Look for the word "color" in the entries below, then copy every line that has it.
============
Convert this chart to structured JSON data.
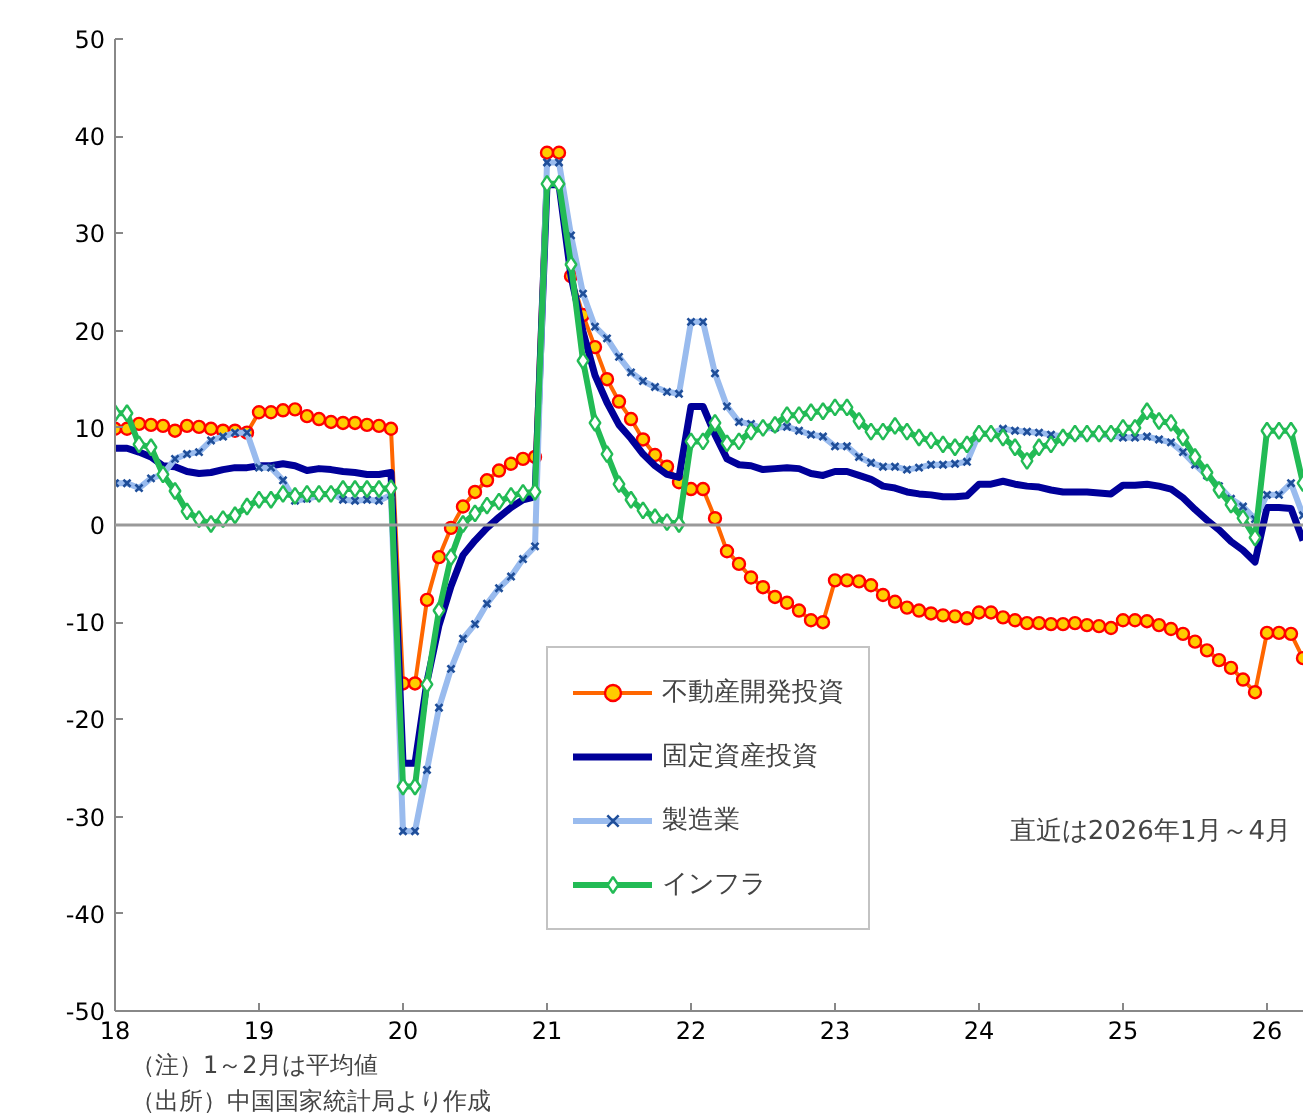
{
  "chart_data": {
    "type": "line",
    "x": [
      "2018-01",
      "2018-02",
      "2018-03",
      "2018-04",
      "2018-05",
      "2018-06",
      "2018-07",
      "2018-08",
      "2018-09",
      "2018-10",
      "2018-11",
      "2018-12",
      "2019-01",
      "2019-02",
      "2019-03",
      "2019-04",
      "2019-05",
      "2019-06",
      "2019-07",
      "2019-08",
      "2019-09",
      "2019-10",
      "2019-11",
      "2019-12",
      "2020-01",
      "2020-02",
      "2020-03",
      "2020-04",
      "2020-05",
      "2020-06",
      "2020-07",
      "2020-08",
      "2020-09",
      "2020-10",
      "2020-11",
      "2020-12",
      "2021-01",
      "2021-02",
      "2021-03",
      "2021-04",
      "2021-05",
      "2021-06",
      "2021-07",
      "2021-08",
      "2021-09",
      "2021-10",
      "2021-11",
      "2021-12",
      "2022-01",
      "2022-02",
      "2022-03",
      "2022-04",
      "2022-05",
      "2022-06",
      "2022-07",
      "2022-08",
      "2022-09",
      "2022-10",
      "2022-11",
      "2022-12",
      "2023-01",
      "2023-02",
      "2023-03",
      "2023-04",
      "2023-05",
      "2023-06",
      "2023-07",
      "2023-08",
      "2023-09",
      "2023-10",
      "2023-11",
      "2023-12",
      "2024-01",
      "2024-02",
      "2024-03",
      "2024-04",
      "2024-05",
      "2024-06",
      "2024-07",
      "2024-08",
      "2024-09",
      "2024-10",
      "2024-11",
      "2024-12",
      "2025-01",
      "2025-02",
      "2025-03",
      "2025-04",
      "2025-05",
      "2025-06",
      "2025-07",
      "2025-08",
      "2025-09",
      "2025-10",
      "2025-11",
      "2025-12",
      "2026-01",
      "2026-02",
      "2026-03",
      "2026-04"
    ],
    "series": [
      {
        "name": "不動産開発投資",
        "color": "#ff6600",
        "marker": "circle",
        "values": [
          9.9,
          9.9,
          10.4,
          10.3,
          10.2,
          9.7,
          10.2,
          10.1,
          9.9,
          9.7,
          9.7,
          9.5,
          11.6,
          11.6,
          11.8,
          11.9,
          11.2,
          10.9,
          10.6,
          10.5,
          10.5,
          10.3,
          10.2,
          9.9,
          -16.3,
          -16.3,
          -7.7,
          -3.3,
          -0.3,
          1.9,
          3.4,
          4.6,
          5.6,
          6.3,
          6.8,
          7.0,
          38.3,
          38.3,
          25.6,
          21.6,
          18.3,
          15.0,
          12.7,
          10.9,
          8.8,
          7.2,
          6.0,
          4.4,
          3.7,
          3.7,
          0.7,
          -2.7,
          -4.0,
          -5.4,
          -6.4,
          -7.4,
          -8.0,
          -8.8,
          -9.8,
          -10.0,
          -5.7,
          -5.7,
          -5.8,
          -6.2,
          -7.2,
          -7.9,
          -8.5,
          -8.8,
          -9.1,
          -9.3,
          -9.4,
          -9.6,
          -9.0,
          -9.0,
          -9.5,
          -9.8,
          -10.1,
          -10.1,
          -10.2,
          -10.2,
          -10.1,
          -10.3,
          -10.4,
          -10.6,
          -9.8,
          -9.8,
          -9.9,
          -10.3,
          -10.7,
          -11.2,
          -12.0,
          -12.9,
          -13.9,
          -14.7,
          -15.9,
          -17.2,
          -11.1,
          -11.1,
          -11.2,
          -13.7
        ]
      },
      {
        "name": "固定資産投資",
        "color": "#000099",
        "marker": "none",
        "values": [
          7.9,
          7.9,
          7.5,
          7.0,
          6.1,
          6.0,
          5.5,
          5.3,
          5.4,
          5.7,
          5.9,
          5.9,
          6.1,
          6.1,
          6.3,
          6.1,
          5.6,
          5.8,
          5.7,
          5.5,
          5.4,
          5.2,
          5.2,
          5.4,
          -24.5,
          -24.5,
          -16.1,
          -10.3,
          -6.3,
          -3.1,
          -1.6,
          -0.3,
          0.8,
          1.8,
          2.6,
          2.9,
          35.0,
          35.0,
          25.6,
          19.9,
          15.4,
          12.6,
          10.3,
          8.9,
          7.3,
          6.1,
          5.2,
          4.9,
          12.2,
          12.2,
          9.3,
          6.8,
          6.2,
          6.1,
          5.7,
          5.8,
          5.9,
          5.8,
          5.3,
          5.1,
          5.5,
          5.5,
          5.1,
          4.7,
          4.0,
          3.8,
          3.4,
          3.2,
          3.1,
          2.9,
          2.9,
          3.0,
          4.2,
          4.2,
          4.5,
          4.2,
          4.0,
          3.9,
          3.6,
          3.4,
          3.4,
          3.4,
          3.3,
          3.2,
          4.1,
          4.1,
          4.2,
          4.0,
          3.7,
          2.8,
          1.6,
          0.5,
          -0.5,
          -1.7,
          -2.6,
          -3.8,
          1.8,
          1.8,
          1.7,
          -1.6
        ]
      },
      {
        "name": "製造業",
        "color": "#99bbee",
        "marker": "cross",
        "values": [
          4.3,
          4.3,
          3.8,
          4.8,
          5.2,
          6.8,
          7.3,
          7.5,
          8.7,
          9.1,
          9.5,
          9.5,
          5.9,
          5.9,
          4.6,
          2.5,
          2.7,
          3.0,
          3.3,
          2.6,
          2.5,
          2.6,
          2.5,
          3.1,
          -31.5,
          -31.5,
          -25.2,
          -18.8,
          -14.8,
          -11.7,
          -10.2,
          -8.1,
          -6.5,
          -5.3,
          -3.5,
          -2.2,
          37.3,
          37.3,
          29.8,
          23.8,
          20.4,
          19.2,
          17.3,
          15.7,
          14.8,
          14.2,
          13.7,
          13.5,
          20.9,
          20.9,
          15.6,
          12.2,
          10.6,
          10.4,
          9.9,
          10.0,
          10.1,
          9.7,
          9.3,
          9.1,
          8.1,
          8.1,
          7.0,
          6.4,
          6.0,
          6.0,
          5.7,
          5.9,
          6.2,
          6.2,
          6.3,
          6.5,
          9.4,
          9.4,
          9.9,
          9.7,
          9.6,
          9.5,
          9.3,
          9.1,
          9.2,
          9.3,
          9.3,
          9.2,
          9.0,
          9.0,
          9.1,
          8.8,
          8.5,
          7.5,
          6.2,
          5.1,
          4.0,
          2.7,
          1.9,
          0.6,
          3.1,
          3.1,
          4.3,
          1.0
        ]
      },
      {
        "name": "インフラ",
        "color": "#22bb55",
        "marker": "diamond",
        "values": [
          11.5,
          11.5,
          8.3,
          8.0,
          5.2,
          3.5,
          1.4,
          0.6,
          0.1,
          0.6,
          1.0,
          1.9,
          2.6,
          2.6,
          3.2,
          3.0,
          3.2,
          3.2,
          3.2,
          3.7,
          3.7,
          3.7,
          3.7,
          3.8,
          -26.9,
          -26.9,
          -16.4,
          -8.8,
          -3.3,
          0.1,
          1.2,
          2.0,
          2.4,
          3.0,
          3.3,
          3.4,
          35.1,
          35.1,
          26.8,
          16.9,
          10.5,
          7.3,
          4.2,
          2.6,
          1.5,
          0.8,
          0.3,
          0.1,
          8.6,
          8.6,
          10.5,
          8.4,
          8.6,
          9.6,
          10.0,
          10.3,
          11.3,
          11.3,
          11.6,
          11.7,
          12.1,
          12.1,
          10.7,
          9.6,
          9.6,
          10.2,
          9.6,
          9.0,
          8.7,
          8.3,
          8.0,
          8.3,
          9.4,
          9.4,
          9.0,
          8.0,
          6.6,
          8.0,
          8.3,
          9.0,
          9.4,
          9.4,
          9.4,
          9.4,
          10.0,
          10.0,
          11.7,
          10.7,
          10.5,
          9.0,
          7.0,
          5.4,
          3.6,
          2.1,
          0.7,
          -1.3,
          9.7,
          9.7,
          9.7,
          4.3
        ]
      }
    ],
    "xlim": [
      "2018-01",
      "2026-04"
    ],
    "xticks": [
      {
        "value": "2018-01",
        "label": "18"
      },
      {
        "value": "2019-01",
        "label": "19"
      },
      {
        "value": "2020-01",
        "label": "20"
      },
      {
        "value": "2021-01",
        "label": "21"
      },
      {
        "value": "2022-01",
        "label": "22"
      },
      {
        "value": "2023-01",
        "label": "23"
      },
      {
        "value": "2024-01",
        "label": "24"
      },
      {
        "value": "2025-01",
        "label": "25"
      },
      {
        "value": "2026-01",
        "label": "26"
      }
    ],
    "ylim": [
      -50,
      50
    ],
    "yticks": [
      -50,
      -40,
      -30,
      -20,
      -10,
      0,
      10,
      20,
      30,
      40,
      50
    ],
    "ref_lines": [
      {
        "axis": "y",
        "value": 0,
        "color": "#999999"
      }
    ],
    "grid": false,
    "legend": "bottom",
    "annotations": [
      "直近は2026年1月～4月",
      "（注）1～2月は平均値",
      "（出所）中国国家統計局より作成"
    ]
  }
}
============
* [Completed exercise]
        "color": "#ff6600",
        "color": "#000099",
        "color": "#99bbee",
        "color": "#22bb55",
        "color": "#999999"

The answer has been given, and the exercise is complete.